"""
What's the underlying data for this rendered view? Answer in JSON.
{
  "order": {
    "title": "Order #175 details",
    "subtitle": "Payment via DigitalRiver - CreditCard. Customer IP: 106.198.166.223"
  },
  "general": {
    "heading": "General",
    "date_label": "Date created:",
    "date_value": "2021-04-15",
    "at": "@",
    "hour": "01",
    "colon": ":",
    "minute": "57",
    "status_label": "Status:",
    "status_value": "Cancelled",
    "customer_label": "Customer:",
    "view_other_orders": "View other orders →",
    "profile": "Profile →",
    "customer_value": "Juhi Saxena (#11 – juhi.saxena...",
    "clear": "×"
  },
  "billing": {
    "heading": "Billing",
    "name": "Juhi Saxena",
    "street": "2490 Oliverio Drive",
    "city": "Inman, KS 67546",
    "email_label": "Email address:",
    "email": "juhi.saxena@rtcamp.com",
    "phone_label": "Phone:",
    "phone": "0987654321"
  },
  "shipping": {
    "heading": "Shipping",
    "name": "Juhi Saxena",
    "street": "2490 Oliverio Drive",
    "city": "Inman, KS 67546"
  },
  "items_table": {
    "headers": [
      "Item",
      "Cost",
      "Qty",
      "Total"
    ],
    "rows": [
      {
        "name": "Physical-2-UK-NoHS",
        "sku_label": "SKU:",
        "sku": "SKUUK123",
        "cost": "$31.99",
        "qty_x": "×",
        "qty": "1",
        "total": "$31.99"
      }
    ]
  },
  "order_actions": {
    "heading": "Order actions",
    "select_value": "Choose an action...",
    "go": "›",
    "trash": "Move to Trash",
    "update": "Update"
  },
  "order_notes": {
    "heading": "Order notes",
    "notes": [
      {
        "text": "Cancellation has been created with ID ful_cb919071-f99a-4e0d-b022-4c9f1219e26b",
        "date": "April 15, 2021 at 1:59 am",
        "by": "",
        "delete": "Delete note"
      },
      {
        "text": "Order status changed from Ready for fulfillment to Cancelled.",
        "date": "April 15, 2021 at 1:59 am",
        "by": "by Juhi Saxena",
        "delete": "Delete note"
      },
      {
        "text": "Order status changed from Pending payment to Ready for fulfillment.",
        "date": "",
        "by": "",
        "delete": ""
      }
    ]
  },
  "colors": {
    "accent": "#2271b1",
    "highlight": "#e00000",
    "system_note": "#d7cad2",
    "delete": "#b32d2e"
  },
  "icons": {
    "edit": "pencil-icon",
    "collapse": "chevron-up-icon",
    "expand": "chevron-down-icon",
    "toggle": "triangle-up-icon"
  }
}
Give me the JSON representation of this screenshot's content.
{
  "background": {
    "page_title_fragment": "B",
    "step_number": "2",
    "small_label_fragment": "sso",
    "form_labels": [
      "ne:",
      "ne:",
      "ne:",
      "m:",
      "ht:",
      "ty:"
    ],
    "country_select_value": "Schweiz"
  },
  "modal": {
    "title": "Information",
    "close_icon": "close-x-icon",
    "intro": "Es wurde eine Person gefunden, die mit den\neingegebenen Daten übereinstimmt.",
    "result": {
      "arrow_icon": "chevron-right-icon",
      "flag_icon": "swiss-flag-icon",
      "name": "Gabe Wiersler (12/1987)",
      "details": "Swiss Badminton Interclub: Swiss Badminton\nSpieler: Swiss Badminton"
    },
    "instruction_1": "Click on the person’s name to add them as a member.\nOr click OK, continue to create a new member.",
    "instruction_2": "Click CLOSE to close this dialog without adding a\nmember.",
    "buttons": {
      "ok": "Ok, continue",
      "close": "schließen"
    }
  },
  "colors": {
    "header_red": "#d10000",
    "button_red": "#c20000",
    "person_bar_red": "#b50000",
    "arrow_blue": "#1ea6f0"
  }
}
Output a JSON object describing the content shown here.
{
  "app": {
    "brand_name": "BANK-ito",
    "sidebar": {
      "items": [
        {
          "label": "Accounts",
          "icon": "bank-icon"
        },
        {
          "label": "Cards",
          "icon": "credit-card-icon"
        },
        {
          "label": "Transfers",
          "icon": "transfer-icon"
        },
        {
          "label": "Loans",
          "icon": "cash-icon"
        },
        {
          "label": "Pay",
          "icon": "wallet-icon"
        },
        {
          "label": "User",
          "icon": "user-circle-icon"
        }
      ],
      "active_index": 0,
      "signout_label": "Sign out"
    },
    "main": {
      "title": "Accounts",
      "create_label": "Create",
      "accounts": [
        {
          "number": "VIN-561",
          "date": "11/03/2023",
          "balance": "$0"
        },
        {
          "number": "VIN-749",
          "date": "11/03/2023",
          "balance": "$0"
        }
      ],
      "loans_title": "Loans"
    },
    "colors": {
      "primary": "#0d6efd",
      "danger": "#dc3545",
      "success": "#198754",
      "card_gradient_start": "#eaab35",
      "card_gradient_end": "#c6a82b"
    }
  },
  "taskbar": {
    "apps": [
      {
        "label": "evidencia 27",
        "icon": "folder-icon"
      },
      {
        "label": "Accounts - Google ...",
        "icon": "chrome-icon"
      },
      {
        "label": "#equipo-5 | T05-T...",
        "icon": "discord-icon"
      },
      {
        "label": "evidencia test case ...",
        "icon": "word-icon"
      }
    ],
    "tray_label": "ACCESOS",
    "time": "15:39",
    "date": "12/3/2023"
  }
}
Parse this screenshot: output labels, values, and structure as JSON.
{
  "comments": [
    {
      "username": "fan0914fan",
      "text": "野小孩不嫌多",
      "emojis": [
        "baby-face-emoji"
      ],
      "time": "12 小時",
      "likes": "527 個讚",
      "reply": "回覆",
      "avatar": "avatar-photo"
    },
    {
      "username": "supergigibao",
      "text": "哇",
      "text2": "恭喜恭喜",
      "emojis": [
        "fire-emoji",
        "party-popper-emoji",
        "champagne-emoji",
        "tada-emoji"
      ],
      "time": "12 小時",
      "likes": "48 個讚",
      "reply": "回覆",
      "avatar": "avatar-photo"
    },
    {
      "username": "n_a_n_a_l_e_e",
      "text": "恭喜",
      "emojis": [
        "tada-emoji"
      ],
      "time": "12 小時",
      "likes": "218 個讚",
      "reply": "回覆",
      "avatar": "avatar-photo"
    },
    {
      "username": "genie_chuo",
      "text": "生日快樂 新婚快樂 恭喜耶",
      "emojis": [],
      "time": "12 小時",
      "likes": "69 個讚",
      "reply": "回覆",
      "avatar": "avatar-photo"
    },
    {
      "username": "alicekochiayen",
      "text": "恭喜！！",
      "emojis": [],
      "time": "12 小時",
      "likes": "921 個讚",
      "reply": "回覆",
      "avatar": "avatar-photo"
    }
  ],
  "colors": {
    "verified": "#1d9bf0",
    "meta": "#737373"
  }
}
"""
- Stated goal
Every line of the data above should be copied exactly.

- Complete output
What's the underlying data for this rendered view? Answer in JSON.
{
  "order": {
    "title": "Order #175 details",
    "subtitle": "Payment via DigitalRiver - CreditCard. Customer IP: 106.198.166.223"
  },
  "general": {
    "heading": "General",
    "date_label": "Date created:",
    "date_value": "2021-04-15",
    "at": "@",
    "hour": "01",
    "colon": ":",
    "minute": "57",
    "status_label": "Status:",
    "status_value": "Cancelled",
    "customer_label": "Customer:",
    "view_other_orders": "View other orders →",
    "profile": "Profile →",
    "customer_value": "Juhi Saxena (#11 – juhi.saxena...",
    "clear": "×"
  },
  "billing": {
    "heading": "Billing",
    "name": "Juhi Saxena",
    "street": "2490 Oliverio Drive",
    "city": "Inman, KS 67546",
    "email_label": "Email address:",
    "email": "juhi.saxena@rtcamp.com",
    "phone_label": "Phone:",
    "phone": "0987654321"
  },
  "shipping": {
    "heading": "Shipping",
    "name": "Juhi Saxena",
    "street": "2490 Oliverio Drive",
    "city": "Inman, KS 67546"
  },
  "items_table": {
    "headers": [
      "Item",
      "Cost",
      "Qty",
      "Total"
    ],
    "rows": [
      {
        "name": "Physical-2-UK-NoHS",
        "sku_label": "SKU:",
        "sku": "SKUUK123",
        "cost": "$31.99",
        "qty_x": "×",
        "qty": "1",
        "total": "$31.99"
      }
    ]
  },
  "order_actions": {
    "heading": "Order actions",
    "select_value": "Choose an action...",
    "go": "›",
    "trash": "Move to Trash",
    "update": "Update"
  },
  "order_notes": {
    "heading": "Order notes",
    "notes": [
      {
        "text": "Cancellation has been created with ID ful_cb919071-f99a-4e0d-b022-4c9f1219e26b",
        "date": "April 15, 2021 at 1:59 am",
        "by": "",
        "delete": "Delete note"
      },
      {
        "text": "Order status changed from Ready for fulfillment to Cancelled.",
        "date": "April 15, 2021 at 1:59 am",
        "by": "by Juhi Saxena",
        "delete": "Delete note"
      },
      {
        "text": "Order status changed from Pending payment to Ready for fulfillment.",
        "date": "",
        "by": "",
        "delete": ""
      }
    ]
  },
  "colors": {
    "accent": "#2271b1",
    "highlight": "#e00000",
    "system_note": "#d7cad2",
    "delete": "#b32d2e"
  },
  "icons": {
    "edit": "pencil-icon",
    "collapse": "chevron-up-icon",
    "expand": "chevron-down-icon",
    "toggle": "triangle-up-icon"
  }
}
Give me the JSON representation of this screenshot's content.
{
  "background": {
    "page_title_fragment": "B",
    "step_number": "2",
    "small_label_fragment": "sso",
    "form_labels": [
      "ne:",
      "ne:",
      "ne:",
      "m:",
      "ht:",
      "ty:"
    ],
    "country_select_value": "Schweiz"
  },
  "modal": {
    "title": "Information",
    "close_icon": "close-x-icon",
    "intro": "Es wurde eine Person gefunden, die mit den\neingegebenen Daten übereinstimmt.",
    "result": {
      "arrow_icon": "chevron-right-icon",
      "flag_icon": "swiss-flag-icon",
      "name": "Gabe Wiersler (12/1987)",
      "details": "Swiss Badminton Interclub: Swiss Badminton\nSpieler: Swiss Badminton"
    },
    "instruction_1": "Click on the person’s name to add them as a member.\nOr click OK, continue to create a new member.",
    "instruction_2": "Click CLOSE to close this dialog without adding a\nmember.",
    "buttons": {
      "ok": "Ok, continue",
      "close": "schließen"
    }
  },
  "colors": {
    "header_red": "#d10000",
    "button_red": "#c20000",
    "person_bar_red": "#b50000",
    "arrow_blue": "#1ea6f0"
  }
}
Output a JSON object describing the content shown here.
{
  "app": {
    "brand_name": "BANK-ito",
    "sidebar": {
      "items": [
        {
          "label": "Accounts",
          "icon": "bank-icon"
        },
        {
          "label": "Cards",
          "icon": "credit-card-icon"
        },
        {
          "label": "Transfers",
          "icon": "transfer-icon"
        },
        {
          "label": "Loans",
          "icon": "cash-icon"
        },
        {
          "label": "Pay",
          "icon": "wallet-icon"
        },
        {
          "label": "User",
          "icon": "user-circle-icon"
        }
      ],
      "active_index": 0,
      "signout_label": "Sign out"
    },
    "main": {
      "title": "Accounts",
      "create_label": "Create",
      "accounts": [
        {
          "number": "VIN-561",
          "date": "11/03/2023",
          "balance": "$0"
        },
        {
          "number": "VIN-749",
          "date": "11/03/2023",
          "balance": "$0"
        }
      ],
      "loans_title": "Loans"
    },
    "colors": {
      "primary": "#0d6efd",
      "danger": "#dc3545",
      "success": "#198754",
      "card_gradient_start": "#eaab35",
      "card_gradient_end": "#c6a82b"
    }
  },
  "taskbar": {
    "apps": [
      {
        "label": "evidencia 27",
        "icon": "folder-icon"
      },
      {
        "label": "Accounts - Google ...",
        "icon": "chrome-icon"
      },
      {
        "label": "#equipo-5 | T05-T...",
        "icon": "discord-icon"
      },
      {
        "label": "evidencia test case ...",
        "icon": "word-icon"
      }
    ],
    "tray_label": "ACCESOS",
    "time": "15:39",
    "date": "12/3/2023"
  }
}
Parse this screenshot: output labels, values, and structure as JSON.
{
  "comments": [
    {
      "username": "fan0914fan",
      "text": "野小孩不嫌多",
      "emojis": [
        "baby-face-emoji"
      ],
      "time": "12 小時",
      "likes": "527 個讚",
      "reply": "回覆",
      "avatar": "avatar-photo"
    },
    {
      "username": "supergigibao",
      "text": "哇",
      "text2": "恭喜恭喜",
      "emojis": [
        "fire-emoji",
        "party-popper-emoji",
        "champagne-emoji",
        "tada-emoji"
      ],
      "time": "12 小時",
      "likes": "48 個讚",
      "reply": "回覆",
      "avatar": "avatar-photo"
    },
    {
      "username": "n_a_n_a_l_e_e",
      "text": "恭喜",
      "emojis": [
        "tada-emoji"
      ],
      "time": "12 小時",
      "likes": "218 個讚",
      "reply": "回覆",
      "avatar": "avatar-photo"
    },
    {
      "username": "genie_chuo",
      "text": "生日快樂 新婚快樂 恭喜耶",
      "emojis": [],
      "time": "12 小時",
      "likes": "69 個讚",
      "reply": "回覆",
      "avatar": "avatar-photo"
    },
    {
      "username": "alicekochiayen",
      "text": "恭喜！！",
      "emojis": [],
      "time": "12 小時",
      "likes": "921 個讚",
      "reply": "回覆",
      "avatar": "avatar-photo"
    }
  ],
  "colors": {
    "verified": "#1d9bf0",
    "meta": "#737373"
  }
}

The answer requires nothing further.